____ Provided data
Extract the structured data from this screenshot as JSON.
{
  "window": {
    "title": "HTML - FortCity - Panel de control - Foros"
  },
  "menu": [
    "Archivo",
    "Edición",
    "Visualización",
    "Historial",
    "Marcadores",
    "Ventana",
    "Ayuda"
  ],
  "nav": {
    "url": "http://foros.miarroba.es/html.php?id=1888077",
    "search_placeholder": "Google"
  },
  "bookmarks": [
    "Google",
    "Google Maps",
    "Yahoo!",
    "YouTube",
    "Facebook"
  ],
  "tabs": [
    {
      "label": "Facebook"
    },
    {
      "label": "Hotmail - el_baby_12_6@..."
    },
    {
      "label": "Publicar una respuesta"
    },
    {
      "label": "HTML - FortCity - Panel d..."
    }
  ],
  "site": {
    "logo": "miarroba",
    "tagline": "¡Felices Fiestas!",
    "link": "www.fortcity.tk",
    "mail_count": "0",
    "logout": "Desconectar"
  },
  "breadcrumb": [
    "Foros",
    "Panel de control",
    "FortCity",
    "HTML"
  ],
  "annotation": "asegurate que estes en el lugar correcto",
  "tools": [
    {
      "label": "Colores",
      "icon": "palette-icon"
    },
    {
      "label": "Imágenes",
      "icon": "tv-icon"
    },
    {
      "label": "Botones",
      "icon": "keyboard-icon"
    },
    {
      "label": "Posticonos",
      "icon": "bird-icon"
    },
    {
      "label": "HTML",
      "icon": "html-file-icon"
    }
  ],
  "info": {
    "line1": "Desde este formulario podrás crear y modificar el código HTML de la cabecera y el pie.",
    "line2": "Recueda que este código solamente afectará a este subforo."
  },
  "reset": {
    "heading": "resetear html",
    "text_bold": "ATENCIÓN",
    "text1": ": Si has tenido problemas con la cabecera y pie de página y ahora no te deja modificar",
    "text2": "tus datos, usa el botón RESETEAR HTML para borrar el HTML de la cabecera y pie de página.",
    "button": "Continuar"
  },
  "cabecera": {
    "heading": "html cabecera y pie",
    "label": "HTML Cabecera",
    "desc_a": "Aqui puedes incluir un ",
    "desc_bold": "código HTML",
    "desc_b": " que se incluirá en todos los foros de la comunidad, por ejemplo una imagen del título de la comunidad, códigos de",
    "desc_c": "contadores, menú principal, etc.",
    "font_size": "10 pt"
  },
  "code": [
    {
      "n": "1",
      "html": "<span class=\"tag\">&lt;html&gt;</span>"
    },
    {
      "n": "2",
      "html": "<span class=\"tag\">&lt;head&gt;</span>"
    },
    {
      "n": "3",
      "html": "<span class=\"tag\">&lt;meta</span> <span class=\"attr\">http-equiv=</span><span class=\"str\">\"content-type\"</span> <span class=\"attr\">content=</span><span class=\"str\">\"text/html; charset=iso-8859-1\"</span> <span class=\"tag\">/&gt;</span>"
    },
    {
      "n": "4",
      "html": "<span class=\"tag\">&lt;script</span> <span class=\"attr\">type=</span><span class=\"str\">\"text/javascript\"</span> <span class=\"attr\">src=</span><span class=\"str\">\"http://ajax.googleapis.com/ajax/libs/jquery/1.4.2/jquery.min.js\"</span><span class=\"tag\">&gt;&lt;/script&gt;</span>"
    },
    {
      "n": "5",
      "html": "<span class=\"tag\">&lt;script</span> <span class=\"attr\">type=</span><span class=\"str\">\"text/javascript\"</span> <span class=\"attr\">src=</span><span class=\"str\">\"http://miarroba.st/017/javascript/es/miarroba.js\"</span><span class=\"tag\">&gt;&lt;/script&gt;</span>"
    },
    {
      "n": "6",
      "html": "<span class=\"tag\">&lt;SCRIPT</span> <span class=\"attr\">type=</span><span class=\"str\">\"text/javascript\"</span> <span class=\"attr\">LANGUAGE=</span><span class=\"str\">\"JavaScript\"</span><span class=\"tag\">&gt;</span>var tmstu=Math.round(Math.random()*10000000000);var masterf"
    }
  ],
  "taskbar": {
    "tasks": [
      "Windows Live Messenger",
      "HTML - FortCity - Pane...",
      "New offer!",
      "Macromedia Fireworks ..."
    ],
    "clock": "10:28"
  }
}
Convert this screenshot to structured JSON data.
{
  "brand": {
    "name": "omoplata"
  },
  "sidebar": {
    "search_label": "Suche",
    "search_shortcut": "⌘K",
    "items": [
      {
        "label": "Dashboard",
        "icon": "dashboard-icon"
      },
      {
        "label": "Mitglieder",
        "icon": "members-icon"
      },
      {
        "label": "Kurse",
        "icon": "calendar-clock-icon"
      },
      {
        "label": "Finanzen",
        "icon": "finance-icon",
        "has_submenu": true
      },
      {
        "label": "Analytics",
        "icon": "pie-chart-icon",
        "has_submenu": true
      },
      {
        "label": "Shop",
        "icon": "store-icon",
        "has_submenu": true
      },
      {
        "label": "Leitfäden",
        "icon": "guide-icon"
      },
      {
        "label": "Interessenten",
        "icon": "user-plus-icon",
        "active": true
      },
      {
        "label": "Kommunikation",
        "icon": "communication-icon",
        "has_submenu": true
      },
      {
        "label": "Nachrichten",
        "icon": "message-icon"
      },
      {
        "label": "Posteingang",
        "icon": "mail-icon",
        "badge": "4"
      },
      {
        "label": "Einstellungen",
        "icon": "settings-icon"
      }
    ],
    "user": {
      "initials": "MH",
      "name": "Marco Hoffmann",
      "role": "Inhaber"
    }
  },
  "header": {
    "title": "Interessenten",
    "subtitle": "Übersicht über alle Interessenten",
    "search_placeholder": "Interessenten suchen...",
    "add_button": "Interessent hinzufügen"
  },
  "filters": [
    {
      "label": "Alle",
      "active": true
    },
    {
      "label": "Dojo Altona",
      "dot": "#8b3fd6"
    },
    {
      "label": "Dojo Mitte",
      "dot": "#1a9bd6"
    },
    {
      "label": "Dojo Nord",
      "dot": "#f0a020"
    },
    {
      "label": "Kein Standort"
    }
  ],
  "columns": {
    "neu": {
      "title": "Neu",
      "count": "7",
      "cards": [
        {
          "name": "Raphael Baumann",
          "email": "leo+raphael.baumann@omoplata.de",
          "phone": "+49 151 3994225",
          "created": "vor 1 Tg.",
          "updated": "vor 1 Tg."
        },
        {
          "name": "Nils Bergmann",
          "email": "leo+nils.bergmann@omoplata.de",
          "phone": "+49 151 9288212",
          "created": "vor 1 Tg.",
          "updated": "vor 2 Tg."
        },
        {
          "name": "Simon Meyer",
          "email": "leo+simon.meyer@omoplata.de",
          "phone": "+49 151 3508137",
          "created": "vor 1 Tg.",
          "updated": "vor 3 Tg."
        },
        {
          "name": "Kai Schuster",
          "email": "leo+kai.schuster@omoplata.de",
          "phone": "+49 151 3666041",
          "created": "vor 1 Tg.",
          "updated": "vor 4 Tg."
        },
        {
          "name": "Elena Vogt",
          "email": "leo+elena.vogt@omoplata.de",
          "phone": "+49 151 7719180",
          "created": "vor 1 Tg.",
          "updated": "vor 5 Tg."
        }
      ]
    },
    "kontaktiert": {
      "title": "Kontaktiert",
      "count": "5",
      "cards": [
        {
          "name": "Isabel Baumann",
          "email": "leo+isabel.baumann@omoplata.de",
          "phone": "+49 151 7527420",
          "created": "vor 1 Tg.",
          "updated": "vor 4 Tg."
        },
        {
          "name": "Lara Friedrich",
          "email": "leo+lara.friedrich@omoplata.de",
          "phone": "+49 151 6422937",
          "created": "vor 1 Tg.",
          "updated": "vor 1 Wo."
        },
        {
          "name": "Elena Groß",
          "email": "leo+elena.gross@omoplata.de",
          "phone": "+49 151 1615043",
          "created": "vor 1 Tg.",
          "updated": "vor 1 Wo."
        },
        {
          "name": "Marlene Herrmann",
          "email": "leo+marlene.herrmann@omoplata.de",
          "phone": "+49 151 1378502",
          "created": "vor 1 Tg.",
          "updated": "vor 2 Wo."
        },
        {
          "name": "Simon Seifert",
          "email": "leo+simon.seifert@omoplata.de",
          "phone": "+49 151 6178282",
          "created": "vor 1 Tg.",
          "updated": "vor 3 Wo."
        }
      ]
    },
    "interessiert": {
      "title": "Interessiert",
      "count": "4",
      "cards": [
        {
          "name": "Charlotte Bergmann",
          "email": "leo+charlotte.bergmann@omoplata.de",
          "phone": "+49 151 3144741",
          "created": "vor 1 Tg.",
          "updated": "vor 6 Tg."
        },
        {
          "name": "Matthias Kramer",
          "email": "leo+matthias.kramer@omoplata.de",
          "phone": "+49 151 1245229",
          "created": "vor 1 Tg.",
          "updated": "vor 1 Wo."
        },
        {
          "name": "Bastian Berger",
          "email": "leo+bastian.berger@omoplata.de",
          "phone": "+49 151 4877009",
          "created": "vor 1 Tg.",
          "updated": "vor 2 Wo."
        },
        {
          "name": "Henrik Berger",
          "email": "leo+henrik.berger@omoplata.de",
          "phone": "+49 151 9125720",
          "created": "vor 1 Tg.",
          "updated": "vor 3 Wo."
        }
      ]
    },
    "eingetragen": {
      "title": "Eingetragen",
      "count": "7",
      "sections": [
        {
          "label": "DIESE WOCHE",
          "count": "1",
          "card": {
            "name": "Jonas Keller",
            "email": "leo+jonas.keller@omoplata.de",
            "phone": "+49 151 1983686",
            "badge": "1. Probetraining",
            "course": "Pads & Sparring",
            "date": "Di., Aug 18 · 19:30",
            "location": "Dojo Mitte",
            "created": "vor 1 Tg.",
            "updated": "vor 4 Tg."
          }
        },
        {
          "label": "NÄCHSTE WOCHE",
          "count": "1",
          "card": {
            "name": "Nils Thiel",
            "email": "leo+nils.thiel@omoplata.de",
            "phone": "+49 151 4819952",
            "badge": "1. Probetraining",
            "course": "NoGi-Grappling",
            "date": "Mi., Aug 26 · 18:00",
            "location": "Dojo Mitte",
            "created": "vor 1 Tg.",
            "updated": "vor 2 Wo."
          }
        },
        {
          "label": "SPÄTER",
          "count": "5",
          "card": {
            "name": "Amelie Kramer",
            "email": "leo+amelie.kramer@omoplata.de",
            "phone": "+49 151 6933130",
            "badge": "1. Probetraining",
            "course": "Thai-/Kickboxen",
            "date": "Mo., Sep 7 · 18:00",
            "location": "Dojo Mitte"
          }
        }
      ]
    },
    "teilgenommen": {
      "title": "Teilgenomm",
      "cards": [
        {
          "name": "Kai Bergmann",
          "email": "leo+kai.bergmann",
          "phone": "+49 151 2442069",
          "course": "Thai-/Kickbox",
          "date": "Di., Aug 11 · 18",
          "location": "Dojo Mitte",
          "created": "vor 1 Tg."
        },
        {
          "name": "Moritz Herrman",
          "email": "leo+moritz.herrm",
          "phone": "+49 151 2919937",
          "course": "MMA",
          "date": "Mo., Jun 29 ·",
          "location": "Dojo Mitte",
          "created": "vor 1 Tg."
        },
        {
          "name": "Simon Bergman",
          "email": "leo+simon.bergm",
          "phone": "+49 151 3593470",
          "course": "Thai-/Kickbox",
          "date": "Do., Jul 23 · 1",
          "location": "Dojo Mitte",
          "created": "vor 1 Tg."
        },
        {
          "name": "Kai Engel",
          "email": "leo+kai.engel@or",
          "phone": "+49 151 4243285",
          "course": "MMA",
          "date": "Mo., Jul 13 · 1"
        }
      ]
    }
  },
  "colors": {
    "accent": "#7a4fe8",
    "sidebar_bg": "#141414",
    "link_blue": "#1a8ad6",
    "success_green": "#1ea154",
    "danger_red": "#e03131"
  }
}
________
Work item =
Consider the entries above and return each line with the string "attr".

Response =
      "html": "<span class=\"tag\">&lt;meta</span> <span class=\"attr\">http-equiv=</span><span class=\"str\">\"content-type\"</span> <span class=\"attr\">content=</span><span class=\"str\">\"text/html; charset=iso-8859-1\"</span> <span class=\"tag\">/&gt;</span>"
      "html": "<span class=\"tag\">&lt;script</span> <span class=\"attr\">type=</span><span class=\"str\">\"text/javascript\"</span> <span class=\"attr\">src=</span><span class=\"str\">\"http://ajax.googleapis.com/ajax/libs/jquery/1.4.2/jquery.min.js\"</span><span class=\"tag\">&gt;&lt;/script&gt;</span>"
      "html": "<span class=\"tag\">&lt;script</span> <span class=\"attr\">type=</span><span class=\"str\">\"text/javascript\"</span> <span class=\"attr\">src=</span><span class=\"str\">\"http://miarroba.st/017/javascript/es/miarroba.js\"</span><span class=\"tag\">&gt;&lt;/script&gt;</span>"
      "html": "<span class=\"tag\">&lt;SCRIPT</span> <span class=\"attr\">type=</span><span class=\"str\">\"text/javascript\"</span> <span class=\"attr\">LANGUAGE=</span><span class=\"str\">\"JavaScript\"</span><span class=\"tag\">&gt;</span>var tmstu=Math.round(Math.random()*10000000000);var masterf"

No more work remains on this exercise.